PROVIDED RECORDS:
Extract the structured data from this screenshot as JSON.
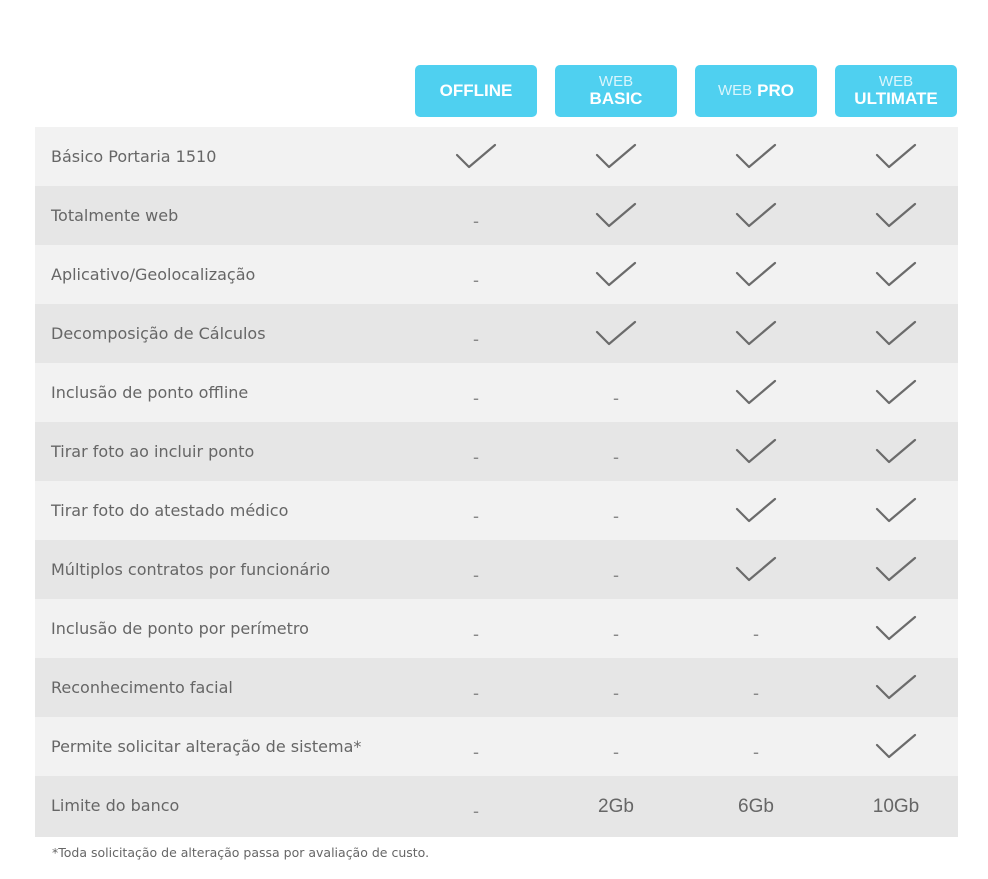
{
  "plans": [
    {
      "pre": "",
      "main": "OFFLINE"
    },
    {
      "pre": "WEB",
      "main": "BASIC"
    },
    {
      "pre": "WEB",
      "main": "PRO"
    },
    {
      "pre": "WEB",
      "main": "ULTIMATE"
    }
  ],
  "features": [
    {
      "label": "Básico Portaria 1510",
      "values": [
        "check",
        "check",
        "check",
        "check"
      ]
    },
    {
      "label": "Totalmente web",
      "values": [
        "-",
        "check",
        "check",
        "check"
      ]
    },
    {
      "label": "Aplicativo/Geolocalização",
      "values": [
        "-",
        "check",
        "check",
        "check"
      ]
    },
    {
      "label": "Decomposição de Cálculos",
      "values": [
        "-",
        "check",
        "check",
        "check"
      ]
    },
    {
      "label": "Inclusão de ponto offline",
      "values": [
        "-",
        "-",
        "check",
        "check"
      ]
    },
    {
      "label": "Tirar foto ao incluir ponto",
      "values": [
        "-",
        "-",
        "check",
        "check"
      ]
    },
    {
      "label": "Tirar foto do atestado médico",
      "values": [
        "-",
        "-",
        "check",
        "check"
      ]
    },
    {
      "label": "Múltiplos contratos por funcionário",
      "values": [
        "-",
        "-",
        "check",
        "check"
      ]
    },
    {
      "label": "Inclusão de ponto por perímetro",
      "values": [
        "-",
        "-",
        "-",
        "check"
      ]
    },
    {
      "label": "Reconhecimento facial",
      "values": [
        "-",
        "-",
        "-",
        "check"
      ]
    },
    {
      "label": "Permite solicitar alteração de sistema*",
      "values": [
        "-",
        "-",
        "-",
        "check"
      ]
    },
    {
      "label": "Limite do banco",
      "values": [
        "-",
        "2Gb",
        "6Gb",
        "10Gb"
      ]
    }
  ],
  "footnote": "*Toda solicitação de alteração passa por avaliação de custo.",
  "colors": {
    "accent": "#4fd0f0",
    "check": "#6b6b6b"
  }
}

THE TASK: Collect each line of the entries that has the word "label", copying it in full.

ANSWER TO THIS EXERCISE:
      "label": "Básico Portaria 1510",
      "label": "Totalmente web",
      "label": "Aplicativo/Geolocalização",
      "label": "Decomposição de Cálculos",
      "label": "Inclusão de ponto offline",
      "label": "Tirar foto ao incluir ponto",
      "label": "Tirar foto do atestado médico",
      "label": "Múltiplos contratos por funcionário",
      "label": "Inclusão de ponto por perímetro",
      "label": "Reconhecimento facial",
      "label": "Permite solicitar alteração de sistema*",
      "label": "Limite do banco",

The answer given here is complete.